**Exercise**
Write out all records as given; omit images.

_ _ _ _ _ _ _

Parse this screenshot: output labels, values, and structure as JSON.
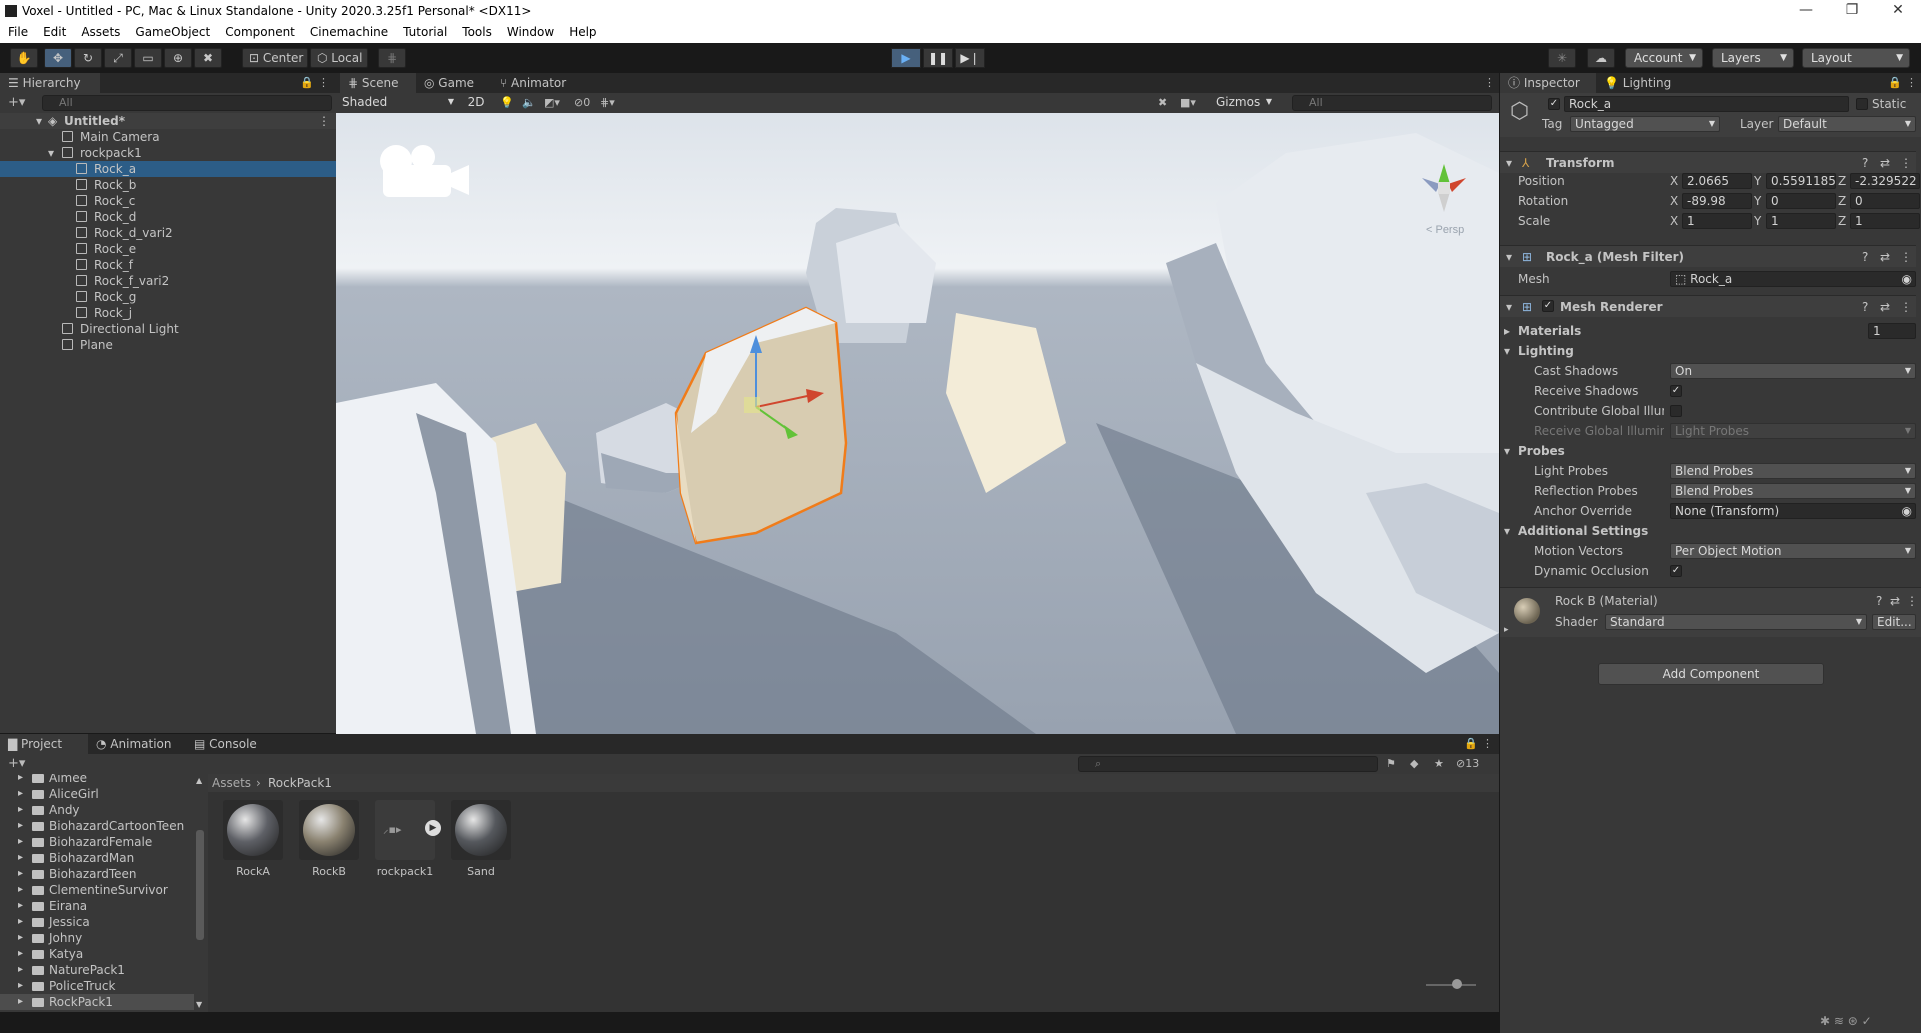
{
  "window": {
    "title": "Voxel - Untitled - PC, Mac & Linux Standalone - Unity 2020.3.25f1 Personal* <DX11>",
    "controls": [
      "—",
      "❐",
      "✕"
    ]
  },
  "menu": [
    "File",
    "Edit",
    "Assets",
    "GameObject",
    "Component",
    "Cinemachine",
    "Tutorial",
    "Tools",
    "Window",
    "Help"
  ],
  "toolbar": {
    "pivot": "Center",
    "space": "Local",
    "account": "Account",
    "layers": "Layers",
    "layout": "Layout"
  },
  "hierarchy": {
    "tab": "Hierarchy",
    "search_placeholder": "All",
    "scene": "Untitled*",
    "items": [
      {
        "label": "Main Camera",
        "depth": 1
      },
      {
        "label": "rockpack1",
        "depth": 1
      },
      {
        "label": "Rock_a",
        "depth": 2,
        "selected": true
      },
      {
        "label": "Rock_b",
        "depth": 2
      },
      {
        "label": "Rock_c",
        "depth": 2
      },
      {
        "label": "Rock_d",
        "depth": 2
      },
      {
        "label": "Rock_d_vari2",
        "depth": 2
      },
      {
        "label": "Rock_e",
        "depth": 2
      },
      {
        "label": "Rock_f",
        "depth": 2
      },
      {
        "label": "Rock_f_vari2",
        "depth": 2
      },
      {
        "label": "Rock_g",
        "depth": 2
      },
      {
        "label": "Rock_j",
        "depth": 2
      },
      {
        "label": "Directional Light",
        "depth": 1
      },
      {
        "label": "Plane",
        "depth": 1
      }
    ]
  },
  "scene": {
    "tabs": [
      "Scene",
      "Game",
      "Animator"
    ],
    "shading": "Shaded",
    "mode_2d": "2D",
    "hidden_count": "0",
    "gizmos": "Gizmos",
    "search_placeholder": "All",
    "persp": "< Persp"
  },
  "inspector": {
    "tabs": [
      "Inspector",
      "Lighting"
    ],
    "object_name": "Rock_a",
    "static": "Static",
    "tag_label": "Tag",
    "tag": "Untagged",
    "layer_label": "Layer",
    "layer": "Default",
    "transform": {
      "title": "Transform",
      "position_label": "Position",
      "rotation_label": "Rotation",
      "scale_label": "Scale",
      "position": [
        "2.0665",
        "0.5591185",
        "-2.329522"
      ],
      "rotation": [
        "-89.98",
        "0",
        "0"
      ],
      "scale": [
        "1",
        "1",
        "1"
      ],
      "axes": [
        "X",
        "Y",
        "Z"
      ]
    },
    "mesh_filter": {
      "title": "Rock_a (Mesh Filter)",
      "mesh_label": "Mesh",
      "mesh": "Rock_a"
    },
    "mesh_renderer": {
      "title": "Mesh Renderer",
      "materials_label": "Materials",
      "materials_count": "1",
      "lighting_label": "Lighting",
      "cast_shadows_label": "Cast Shadows",
      "cast_shadows": "On",
      "receive_shadows_label": "Receive Shadows",
      "contribute_gi_label": "Contribute Global Illumir",
      "receive_gi_label": "Receive Global Illuminat",
      "receive_gi": "Light Probes",
      "probes_label": "Probes",
      "light_probes_label": "Light Probes",
      "light_probes": "Blend Probes",
      "reflection_probes_label": "Reflection Probes",
      "reflection_probes": "Blend Probes",
      "anchor_override_label": "Anchor Override",
      "anchor_override": "None (Transform)",
      "additional_label": "Additional Settings",
      "motion_vectors_label": "Motion Vectors",
      "motion_vectors": "Per Object Motion",
      "dynamic_occlusion_label": "Dynamic Occlusion"
    },
    "material": {
      "title": "Rock B (Material)",
      "shader_label": "Shader",
      "shader": "Standard",
      "edit": "Edit..."
    },
    "add_component": "Add Component"
  },
  "project": {
    "tabs": [
      "Project",
      "Animation",
      "Console"
    ],
    "breadcrumb": [
      "Assets",
      "RockPack1"
    ],
    "hidden_count": "13",
    "folders": [
      "Aimee",
      "AliceGirl",
      "Andy",
      "BiohazardCartoonTeen",
      "BiohazardFemale",
      "BiohazardMan",
      "BiohazardTeen",
      "ClementineSurvivor",
      "Eirana",
      "Jessica",
      "Johny",
      "Katya",
      "NaturePack1",
      "PoliceTruck",
      "RockPack1"
    ],
    "assets": [
      {
        "label": "RockA",
        "kind": "material",
        "color": "#5e6066"
      },
      {
        "label": "RockB",
        "kind": "material",
        "color": "#8a8270"
      },
      {
        "label": "rockpack1",
        "kind": "model",
        "color": "#444"
      },
      {
        "label": "Sand",
        "kind": "material",
        "color": "#55585d"
      }
    ]
  }
}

_ _ _ _ _ _ _

**Full answer**
Parse this screenshot: output labels, values, and structure as JSON.
{
  "window": {
    "title": "Voxel - Untitled - PC, Mac & Linux Standalone - Unity 2020.3.25f1 Personal* <DX11>",
    "controls": [
      "—",
      "❐",
      "✕"
    ]
  },
  "menu": [
    "File",
    "Edit",
    "Assets",
    "GameObject",
    "Component",
    "Cinemachine",
    "Tutorial",
    "Tools",
    "Window",
    "Help"
  ],
  "toolbar": {
    "pivot": "Center",
    "space": "Local",
    "account": "Account",
    "layers": "Layers",
    "layout": "Layout"
  },
  "hierarchy": {
    "tab": "Hierarchy",
    "search_placeholder": "All",
    "scene": "Untitled*",
    "items": [
      {
        "label": "Main Camera",
        "depth": 1
      },
      {
        "label": "rockpack1",
        "depth": 1
      },
      {
        "label": "Rock_a",
        "depth": 2,
        "selected": true
      },
      {
        "label": "Rock_b",
        "depth": 2
      },
      {
        "label": "Rock_c",
        "depth": 2
      },
      {
        "label": "Rock_d",
        "depth": 2
      },
      {
        "label": "Rock_d_vari2",
        "depth": 2
      },
      {
        "label": "Rock_e",
        "depth": 2
      },
      {
        "label": "Rock_f",
        "depth": 2
      },
      {
        "label": "Rock_f_vari2",
        "depth": 2
      },
      {
        "label": "Rock_g",
        "depth": 2
      },
      {
        "label": "Rock_j",
        "depth": 2
      },
      {
        "label": "Directional Light",
        "depth": 1
      },
      {
        "label": "Plane",
        "depth": 1
      }
    ]
  },
  "scene": {
    "tabs": [
      "Scene",
      "Game",
      "Animator"
    ],
    "shading": "Shaded",
    "mode_2d": "2D",
    "hidden_count": "0",
    "gizmos": "Gizmos",
    "search_placeholder": "All",
    "persp": "< Persp"
  },
  "inspector": {
    "tabs": [
      "Inspector",
      "Lighting"
    ],
    "object_name": "Rock_a",
    "static": "Static",
    "tag_label": "Tag",
    "tag": "Untagged",
    "layer_label": "Layer",
    "layer": "Default",
    "transform": {
      "title": "Transform",
      "position_label": "Position",
      "rotation_label": "Rotation",
      "scale_label": "Scale",
      "position": [
        "2.0665",
        "0.5591185",
        "-2.329522"
      ],
      "rotation": [
        "-89.98",
        "0",
        "0"
      ],
      "scale": [
        "1",
        "1",
        "1"
      ],
      "axes": [
        "X",
        "Y",
        "Z"
      ]
    },
    "mesh_filter": {
      "title": "Rock_a (Mesh Filter)",
      "mesh_label": "Mesh",
      "mesh": "Rock_a"
    },
    "mesh_renderer": {
      "title": "Mesh Renderer",
      "materials_label": "Materials",
      "materials_count": "1",
      "lighting_label": "Lighting",
      "cast_shadows_label": "Cast Shadows",
      "cast_shadows": "On",
      "receive_shadows_label": "Receive Shadows",
      "contribute_gi_label": "Contribute Global Illumir",
      "receive_gi_label": "Receive Global Illuminat",
      "receive_gi": "Light Probes",
      "probes_label": "Probes",
      "light_probes_label": "Light Probes",
      "light_probes": "Blend Probes",
      "reflection_probes_label": "Reflection Probes",
      "reflection_probes": "Blend Probes",
      "anchor_override_label": "Anchor Override",
      "anchor_override": "None (Transform)",
      "additional_label": "Additional Settings",
      "motion_vectors_label": "Motion Vectors",
      "motion_vectors": "Per Object Motion",
      "dynamic_occlusion_label": "Dynamic Occlusion"
    },
    "material": {
      "title": "Rock B (Material)",
      "shader_label": "Shader",
      "shader": "Standard",
      "edit": "Edit..."
    },
    "add_component": "Add Component"
  },
  "project": {
    "tabs": [
      "Project",
      "Animation",
      "Console"
    ],
    "breadcrumb": [
      "Assets",
      "RockPack1"
    ],
    "hidden_count": "13",
    "folders": [
      "Aimee",
      "AliceGirl",
      "Andy",
      "BiohazardCartoonTeen",
      "BiohazardFemale",
      "BiohazardMan",
      "BiohazardTeen",
      "ClementineSurvivor",
      "Eirana",
      "Jessica",
      "Johny",
      "Katya",
      "NaturePack1",
      "PoliceTruck",
      "RockPack1"
    ],
    "assets": [
      {
        "label": "RockA",
        "kind": "material",
        "color": "#5e6066"
      },
      {
        "label": "RockB",
        "kind": "material",
        "color": "#8a8270"
      },
      {
        "label": "rockpack1",
        "kind": "model",
        "color": "#444"
      },
      {
        "label": "Sand",
        "kind": "material",
        "color": "#55585d"
      }
    ]
  }
}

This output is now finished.